— Start DATA PROVIDED —

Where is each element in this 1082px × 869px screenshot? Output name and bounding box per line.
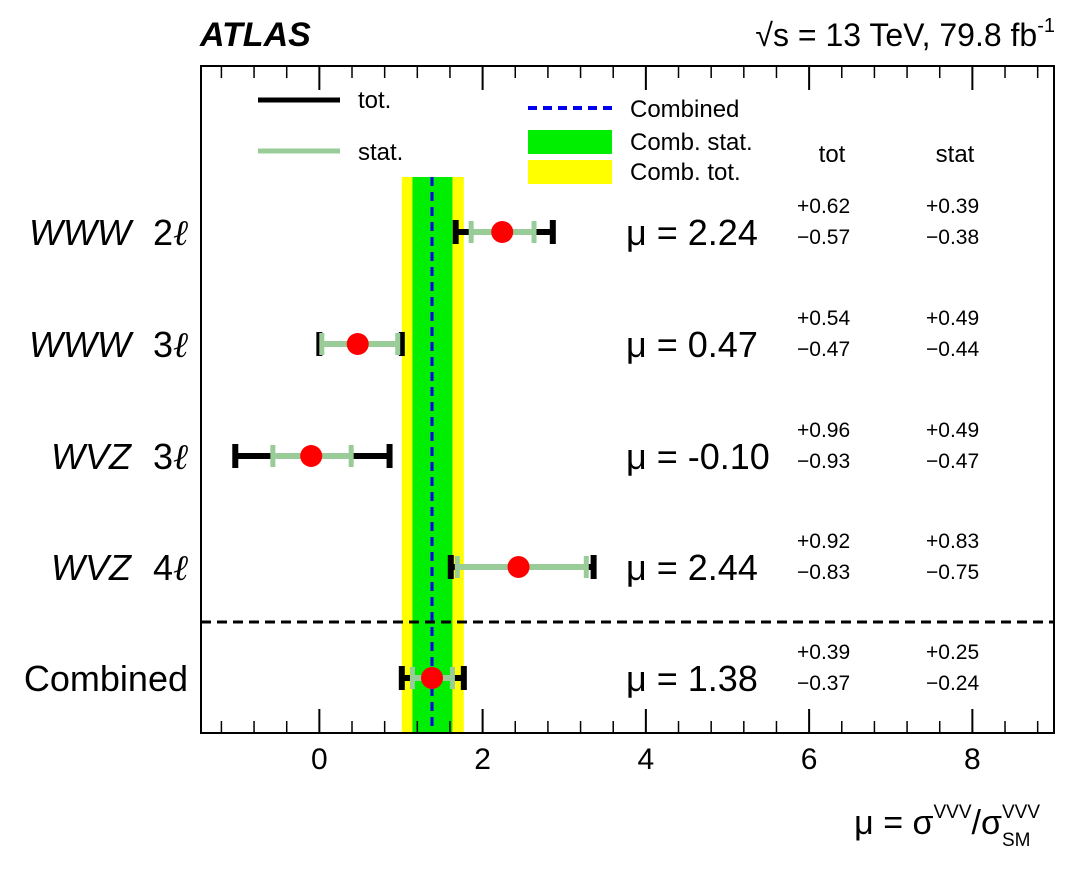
tot-up-value: +0.54 <box>797 307 850 330</box>
tot-up-value: +0.62 <box>797 195 850 218</box>
stat-column-header: stat <box>936 141 975 168</box>
stat-down-value: −0.75 <box>926 561 979 584</box>
central-value-point <box>491 221 514 243</box>
row-label: WVZ 4ℓ <box>51 547 188 589</box>
combined-bands <box>401 177 464 733</box>
channel-row-3: WVZ 4ℓ μ = 2.44 +0.92 −0.83 +0.83 −0.75 <box>51 530 979 589</box>
central-value-point <box>346 333 369 355</box>
x-tick-label: 6 <box>801 743 818 776</box>
stat-up-value: +0.39 <box>926 195 979 218</box>
central-value-point <box>421 667 444 689</box>
energy-lumi-text: √s = 13 TeV, 79.8 fb <box>755 17 1037 53</box>
x-axis-label-sup1: VVV <box>934 802 972 823</box>
x-tick-label: 8 <box>964 743 981 776</box>
legend-stat-label: stat. <box>358 139 403 166</box>
stat-down-value: −0.24 <box>926 672 979 695</box>
x-axis-label-main: μ = σ <box>854 804 933 842</box>
mu-value-label: μ = 2.44 <box>626 547 758 588</box>
x-axis-label-slash: /σ <box>972 804 1002 842</box>
x-tick-label: 4 <box>638 743 655 776</box>
central-value-point <box>507 556 530 578</box>
row-label-process: WVZ <box>51 547 132 588</box>
stat-up-value: +0.83 <box>926 530 979 553</box>
legend-combined-label: Combined <box>630 96 739 123</box>
channel-row-4: Combined μ = 1.38 +0.39 −0.37 +0.25 −0.24 <box>24 641 980 699</box>
mu-value-label: μ = -0.10 <box>626 436 770 477</box>
row-label-lepton: ℓ <box>173 325 188 366</box>
x-axis-label-sup2: VVV <box>1002 802 1040 823</box>
atlas-label: ATLAS <box>199 16 311 54</box>
stat-down-value: −0.47 <box>926 450 979 473</box>
mu-value-label: μ = 0.47 <box>626 324 758 365</box>
tot-up-value: +0.92 <box>797 530 850 553</box>
tot-down-value: −0.57 <box>797 226 850 249</box>
channel-row-0: WWW 2ℓ μ = 2.24 +0.62 −0.57 +0.39 −0.38 <box>29 195 979 254</box>
mu-value-label: μ = 2.24 <box>626 212 758 253</box>
channel-row-1: WWW 3ℓ μ = 0.47 +0.54 −0.47 +0.49 −0.44 <box>29 307 979 366</box>
tot-down-value: −0.83 <box>797 561 850 584</box>
stat-up-value: +0.49 <box>926 419 979 442</box>
x-tick-label: 2 <box>474 743 491 776</box>
row-label-process: WWW <box>29 212 134 253</box>
plot-frame <box>200 65 1055 734</box>
row-label: WWW 3ℓ <box>29 324 188 366</box>
x-axis: 0 2 4 6 8 <box>220 66 1039 776</box>
row-label-multiplicity: 4 <box>153 547 173 588</box>
tot-down-value: −0.47 <box>797 338 850 361</box>
energy-lumi-label: √s = 13 TeV, 79.8 fb-1 <box>755 15 1055 53</box>
legend-comb-tot-label: Comb. tot. <box>630 159 741 186</box>
channel-row-2: WVZ 3ℓ μ = -0.10 +0.96 −0.93 +0.49 −0.47 <box>51 419 979 478</box>
row-label-process: Combined <box>24 658 188 699</box>
row-label-process: WWW <box>29 324 134 365</box>
legend-comb-stat-label: Comb. stat. <box>630 129 753 156</box>
legend-comb-tot-swatch <box>528 160 612 184</box>
row-label: Combined <box>24 658 188 699</box>
stat-down-value: −0.38 <box>926 226 979 249</box>
stat-down-value: −0.44 <box>926 338 979 361</box>
row-label-process: WVZ <box>51 436 132 477</box>
row-label: WVZ 3ℓ <box>51 436 188 478</box>
row-label-multiplicity: 3 <box>153 436 173 477</box>
row-label-multiplicity: 3 <box>153 324 173 365</box>
row-label: WWW 2ℓ <box>29 212 188 254</box>
stat-up-value: +0.49 <box>926 307 979 330</box>
tot-column-header: tot <box>819 141 846 168</box>
x-tick-label: 0 <box>311 743 328 776</box>
central-value-point <box>300 445 323 467</box>
row-label-lepton: ℓ <box>173 548 188 589</box>
x-axis-label: μ = σVVV/σVVV SM <box>854 802 1040 851</box>
energy-lumi-exponent: -1 <box>1037 15 1055 37</box>
tot-down-value: −0.93 <box>797 450 850 473</box>
x-axis-label-sub2: SM <box>1002 830 1031 851</box>
mu-value-label: μ = 1.38 <box>626 658 758 699</box>
tot-down-value: −0.37 <box>797 672 850 695</box>
legend-comb-stat-swatch <box>528 130 612 154</box>
legend-tot-label: tot. <box>358 87 391 114</box>
tot-up-value: +0.39 <box>797 641 850 664</box>
row-label-lepton: ℓ <box>173 213 188 254</box>
tot-up-value: +0.96 <box>797 419 850 442</box>
row-label-lepton: ℓ <box>173 437 188 478</box>
row-label-multiplicity: 2 <box>153 212 173 253</box>
stat-up-value: +0.25 <box>926 641 979 664</box>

— End DATA PROVIDED —

▸ **TASK TO COMPLETE**
Please reproduce all of the items above word for word, leaving out the pictures.

▸ **TASK OUTPUT**
Where is each element in this 1082px × 869px screenshot? Output name and bounding box per line.
tot-up-value: +0.54 <box>797 307 850 330</box>
tot-up-value: +0.62 <box>797 195 850 218</box>
stat-column-header: stat <box>936 141 975 168</box>
stat-down-value: −0.75 <box>926 561 979 584</box>
central-value-point <box>491 221 514 243</box>
row-label: WVZ 4ℓ <box>51 547 188 589</box>
combined-bands <box>401 177 464 733</box>
channel-row-3: WVZ 4ℓ μ = 2.44 +0.92 −0.83 +0.83 −0.75 <box>51 530 979 589</box>
central-value-point <box>346 333 369 355</box>
x-tick-label: 6 <box>801 743 818 776</box>
stat-up-value: +0.39 <box>926 195 979 218</box>
central-value-point <box>421 667 444 689</box>
energy-lumi-text: √s = 13 TeV, 79.8 fb <box>755 17 1037 53</box>
x-axis-label-sup1: VVV <box>934 802 972 823</box>
x-tick-label: 8 <box>964 743 981 776</box>
legend-stat-label: stat. <box>358 139 403 166</box>
stat-down-value: −0.24 <box>926 672 979 695</box>
x-axis-label-main: μ = σ <box>854 804 933 842</box>
mu-value-label: μ = 2.44 <box>626 547 758 588</box>
x-axis-label-slash: /σ <box>972 804 1002 842</box>
x-tick-label: 4 <box>638 743 655 776</box>
central-value-point <box>507 556 530 578</box>
row-label-process: WVZ <box>51 547 132 588</box>
stat-up-value: +0.83 <box>926 530 979 553</box>
legend-combined-label: Combined <box>630 96 739 123</box>
channel-row-4: Combined μ = 1.38 +0.39 −0.37 +0.25 −0.24 <box>24 641 980 699</box>
mu-value-label: μ = -0.10 <box>626 436 770 477</box>
row-label-lepton: ℓ <box>173 325 188 366</box>
x-axis-label-sup2: VVV <box>1002 802 1040 823</box>
atlas-label: ATLAS <box>199 16 311 54</box>
stat-down-value: −0.47 <box>926 450 979 473</box>
mu-value-label: μ = 0.47 <box>626 324 758 365</box>
tot-up-value: +0.92 <box>797 530 850 553</box>
tot-down-value: −0.57 <box>797 226 850 249</box>
channel-row-0: WWW 2ℓ μ = 2.24 +0.62 −0.57 +0.39 −0.38 <box>29 195 979 254</box>
mu-value-label: μ = 2.24 <box>626 212 758 253</box>
channel-row-1: WWW 3ℓ μ = 0.47 +0.54 −0.47 +0.49 −0.44 <box>29 307 979 366</box>
tot-down-value: −0.83 <box>797 561 850 584</box>
stat-up-value: +0.49 <box>926 419 979 442</box>
x-tick-label: 2 <box>474 743 491 776</box>
row-label-process: WWW <box>29 212 134 253</box>
plot-frame <box>200 65 1055 734</box>
row-label: WWW 3ℓ <box>29 324 188 366</box>
x-axis: 0 2 4 6 8 <box>220 66 1039 776</box>
row-label-multiplicity: 4 <box>153 547 173 588</box>
tot-down-value: −0.47 <box>797 338 850 361</box>
energy-lumi-label: √s = 13 TeV, 79.8 fb-1 <box>755 15 1055 53</box>
legend-comb-tot-label: Comb. tot. <box>630 159 741 186</box>
channel-row-2: WVZ 3ℓ μ = -0.10 +0.96 −0.93 +0.49 −0.47 <box>51 419 979 478</box>
row-label-process: Combined <box>24 658 188 699</box>
row-label-process: WWW <box>29 324 134 365</box>
legend-comb-stat-label: Comb. stat. <box>630 129 753 156</box>
legend-comb-tot-swatch <box>528 160 612 184</box>
row-label: Combined <box>24 658 188 699</box>
stat-down-value: −0.38 <box>926 226 979 249</box>
stat-down-value: −0.44 <box>926 338 979 361</box>
row-label-process: WVZ <box>51 436 132 477</box>
row-label: WVZ 3ℓ <box>51 436 188 478</box>
row-label-multiplicity: 3 <box>153 436 173 477</box>
row-label-multiplicity: 3 <box>153 324 173 365</box>
row-label: WWW 2ℓ <box>29 212 188 254</box>
stat-up-value: +0.49 <box>926 307 979 330</box>
tot-column-header: tot <box>819 141 846 168</box>
x-tick-label: 0 <box>311 743 328 776</box>
central-value-point <box>300 445 323 467</box>
row-label-lepton: ℓ <box>173 548 188 589</box>
x-axis-label: μ = σVVV/σVVV SM <box>854 802 1040 851</box>
energy-lumi-exponent: -1 <box>1037 15 1055 37</box>
tot-down-value: −0.93 <box>797 450 850 473</box>
x-axis-label-sub2: SM <box>1002 830 1031 851</box>
mu-value-label: μ = 1.38 <box>626 658 758 699</box>
tot-down-value: −0.37 <box>797 672 850 695</box>
legend-comb-stat-swatch <box>528 130 612 154</box>
legend-tot-label: tot. <box>358 87 391 114</box>
tot-up-value: +0.39 <box>797 641 850 664</box>
row-label-lepton: ℓ <box>173 213 188 254</box>
tot-up-value: +0.96 <box>797 419 850 442</box>
row-label-lepton: ℓ <box>173 437 188 478</box>
row-label-multiplicity: 2 <box>153 212 173 253</box>
stat-up-value: +0.25 <box>926 641 979 664</box>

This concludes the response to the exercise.